### Aim of the task
Restate the material word for word and leave out anything that is a picture.

◆ ◆ ◆

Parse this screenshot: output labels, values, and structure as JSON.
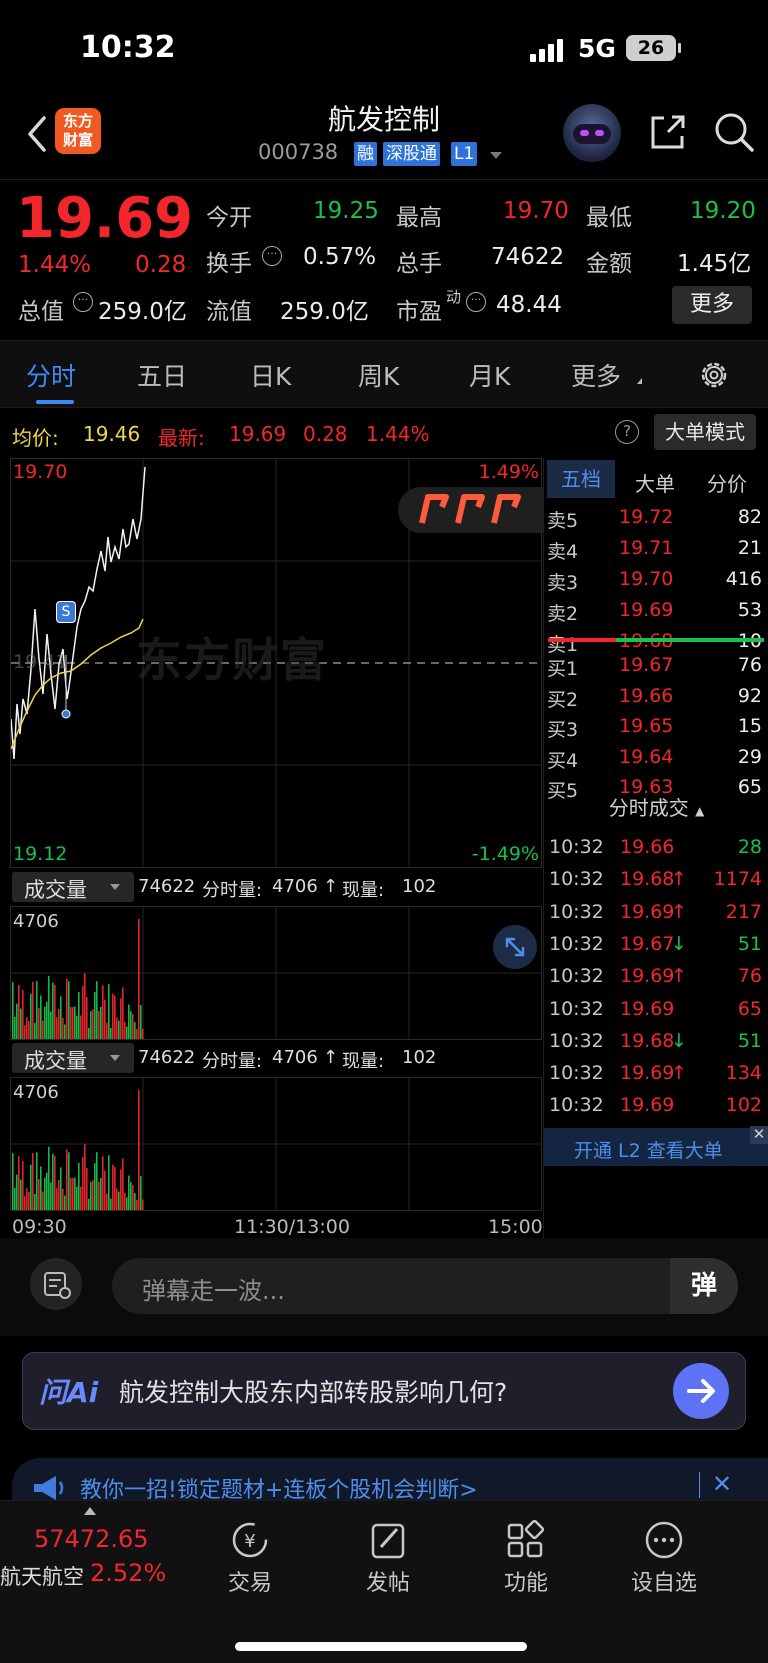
{
  "status": {
    "time": "10:32",
    "network": "5G",
    "battery": "26"
  },
  "header": {
    "title": "航发控制",
    "code": "000738",
    "tags": [
      "融",
      "深股通",
      "L1"
    ]
  },
  "quote": {
    "price": "19.69",
    "pct": "1.44%",
    "chg": "0.28",
    "cells": [
      {
        "label": "今开",
        "value": "19.25",
        "color": "green"
      },
      {
        "label": "最高",
        "value": "19.70",
        "color": "red"
      },
      {
        "label": "最低",
        "value": "19.20",
        "color": "green"
      },
      {
        "label": "换手",
        "value": "0.57%",
        "color": "white"
      },
      {
        "label": "总手",
        "value": "74622",
        "color": "white"
      },
      {
        "label": "金额",
        "value": "1.45亿",
        "color": "white"
      },
      {
        "label": "总值",
        "value": "259.0亿",
        "color": "white"
      },
      {
        "label": "流值",
        "value": "259.0亿",
        "color": "white"
      },
      {
        "label": "市盈",
        "sup": "动",
        "value": "48.44",
        "color": "white"
      }
    ],
    "more": "更多"
  },
  "tabs": [
    "分时",
    "五日",
    "日K",
    "周K",
    "月K",
    "更多"
  ],
  "info": {
    "avg_label": "均价:",
    "avg": "19.46",
    "latest_label": "最新:",
    "latest": "19.69",
    "chg": "0.28",
    "pct": "1.44%",
    "big_mode": "大单模式"
  },
  "chart": {
    "y_top": "19.70",
    "y_bot": "19.12",
    "y_mid": "19.41",
    "pct_top": "1.49%",
    "pct_bot": "-1.49%",
    "watermark": "东方财富",
    "marker": "S",
    "x_labels": [
      "09:30",
      "11:30/13:00",
      "15:00"
    ]
  },
  "volume": {
    "label": "成交量",
    "total": "74622",
    "period_label": "分时量:",
    "period": "4706",
    "arrow": "↑",
    "now_label": "现量:",
    "now": "102",
    "max": "4706"
  },
  "orderbook": {
    "tabs": [
      "五档",
      "大单",
      "分价"
    ],
    "asks": [
      {
        "l": "卖5",
        "p": "19.72",
        "v": "82"
      },
      {
        "l": "卖4",
        "p": "19.71",
        "v": "21"
      },
      {
        "l": "卖3",
        "p": "19.70",
        "v": "416"
      },
      {
        "l": "卖2",
        "p": "19.69",
        "v": "53"
      },
      {
        "l": "卖1",
        "p": "19.68",
        "v": "10"
      }
    ],
    "bids": [
      {
        "l": "买1",
        "p": "19.67",
        "v": "76"
      },
      {
        "l": "买2",
        "p": "19.66",
        "v": "92"
      },
      {
        "l": "买3",
        "p": "19.65",
        "v": "15"
      },
      {
        "l": "买4",
        "p": "19.64",
        "v": "29"
      },
      {
        "l": "买5",
        "p": "19.63",
        "v": "65"
      }
    ],
    "trades_title": "分时成交",
    "trades": [
      {
        "t": "10:32",
        "p": "19.66",
        "a": "",
        "v": "28",
        "vc": "green"
      },
      {
        "t": "10:32",
        "p": "19.68",
        "a": "↑",
        "v": "1174",
        "vc": "red"
      },
      {
        "t": "10:32",
        "p": "19.69",
        "a": "↑",
        "v": "217",
        "vc": "red"
      },
      {
        "t": "10:32",
        "p": "19.67",
        "a": "↓",
        "v": "51",
        "vc": "green"
      },
      {
        "t": "10:32",
        "p": "19.69",
        "a": "↑",
        "v": "76",
        "vc": "red"
      },
      {
        "t": "10:32",
        "p": "19.69",
        "a": "",
        "v": "65",
        "vc": "red"
      },
      {
        "t": "10:32",
        "p": "19.68",
        "a": "↓",
        "v": "51",
        "vc": "green"
      },
      {
        "t": "10:32",
        "p": "19.69",
        "a": "↑",
        "v": "134",
        "vc": "red"
      },
      {
        "t": "10:32",
        "p": "19.69",
        "a": "",
        "v": "102",
        "vc": "red"
      }
    ],
    "l2": "开通 L2 查看大单"
  },
  "danmu": {
    "placeholder": "弹幕走一波...",
    "send": "弹"
  },
  "ai": {
    "logo": "问Ai",
    "question": "航发控制大股东内部转股影响几何?"
  },
  "banner": {
    "text": "教你一招!锁定题材+连板个股机会判断>"
  },
  "bottom": {
    "index_value": "57472.65",
    "index_name": "航天航空",
    "index_pct": "2.52%",
    "items": [
      "交易",
      "发帖",
      "功能",
      "设自选"
    ]
  }
}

◆ ◆ ◆

### Answer in full
Parse this screenshot: output labels, values, and structure as JSON.
{
  "status": {
    "time": "10:32",
    "network": "5G",
    "battery": "26"
  },
  "header": {
    "title": "航发控制",
    "code": "000738",
    "tags": [
      "融",
      "深股通",
      "L1"
    ]
  },
  "quote": {
    "price": "19.69",
    "pct": "1.44%",
    "chg": "0.28",
    "cells": [
      {
        "label": "今开",
        "value": "19.25",
        "color": "green"
      },
      {
        "label": "最高",
        "value": "19.70",
        "color": "red"
      },
      {
        "label": "最低",
        "value": "19.20",
        "color": "green"
      },
      {
        "label": "换手",
        "value": "0.57%",
        "color": "white"
      },
      {
        "label": "总手",
        "value": "74622",
        "color": "white"
      },
      {
        "label": "金额",
        "value": "1.45亿",
        "color": "white"
      },
      {
        "label": "总值",
        "value": "259.0亿",
        "color": "white"
      },
      {
        "label": "流值",
        "value": "259.0亿",
        "color": "white"
      },
      {
        "label": "市盈",
        "sup": "动",
        "value": "48.44",
        "color": "white"
      }
    ],
    "more": "更多"
  },
  "tabs": [
    "分时",
    "五日",
    "日K",
    "周K",
    "月K",
    "更多"
  ],
  "info": {
    "avg_label": "均价:",
    "avg": "19.46",
    "latest_label": "最新:",
    "latest": "19.69",
    "chg": "0.28",
    "pct": "1.44%",
    "big_mode": "大单模式"
  },
  "chart": {
    "y_top": "19.70",
    "y_bot": "19.12",
    "y_mid": "19.41",
    "pct_top": "1.49%",
    "pct_bot": "-1.49%",
    "watermark": "东方财富",
    "marker": "S",
    "x_labels": [
      "09:30",
      "11:30/13:00",
      "15:00"
    ]
  },
  "volume": {
    "label": "成交量",
    "total": "74622",
    "period_label": "分时量:",
    "period": "4706",
    "arrow": "↑",
    "now_label": "现量:",
    "now": "102",
    "max": "4706"
  },
  "orderbook": {
    "tabs": [
      "五档",
      "大单",
      "分价"
    ],
    "asks": [
      {
        "l": "卖5",
        "p": "19.72",
        "v": "82"
      },
      {
        "l": "卖4",
        "p": "19.71",
        "v": "21"
      },
      {
        "l": "卖3",
        "p": "19.70",
        "v": "416"
      },
      {
        "l": "卖2",
        "p": "19.69",
        "v": "53"
      },
      {
        "l": "卖1",
        "p": "19.68",
        "v": "10"
      }
    ],
    "bids": [
      {
        "l": "买1",
        "p": "19.67",
        "v": "76"
      },
      {
        "l": "买2",
        "p": "19.66",
        "v": "92"
      },
      {
        "l": "买3",
        "p": "19.65",
        "v": "15"
      },
      {
        "l": "买4",
        "p": "19.64",
        "v": "29"
      },
      {
        "l": "买5",
        "p": "19.63",
        "v": "65"
      }
    ],
    "trades_title": "分时成交",
    "trades": [
      {
        "t": "10:32",
        "p": "19.66",
        "a": "",
        "v": "28",
        "vc": "green"
      },
      {
        "t": "10:32",
        "p": "19.68",
        "a": "↑",
        "v": "1174",
        "vc": "red"
      },
      {
        "t": "10:32",
        "p": "19.69",
        "a": "↑",
        "v": "217",
        "vc": "red"
      },
      {
        "t": "10:32",
        "p": "19.67",
        "a": "↓",
        "v": "51",
        "vc": "green"
      },
      {
        "t": "10:32",
        "p": "19.69",
        "a": "↑",
        "v": "76",
        "vc": "red"
      },
      {
        "t": "10:32",
        "p": "19.69",
        "a": "",
        "v": "65",
        "vc": "red"
      },
      {
        "t": "10:32",
        "p": "19.68",
        "a": "↓",
        "v": "51",
        "vc": "green"
      },
      {
        "t": "10:32",
        "p": "19.69",
        "a": "↑",
        "v": "134",
        "vc": "red"
      },
      {
        "t": "10:32",
        "p": "19.69",
        "a": "",
        "v": "102",
        "vc": "red"
      }
    ],
    "l2": "开通 L2 查看大单"
  },
  "danmu": {
    "placeholder": "弹幕走一波...",
    "send": "弹"
  },
  "ai": {
    "logo": "问Ai",
    "question": "航发控制大股东内部转股影响几何?"
  },
  "banner": {
    "text": "教你一招!锁定题材+连板个股机会判断>"
  },
  "bottom": {
    "index_value": "57472.65",
    "index_name": "航天航空",
    "index_pct": "2.52%",
    "items": [
      "交易",
      "发帖",
      "功能",
      "设自选"
    ]
  }
}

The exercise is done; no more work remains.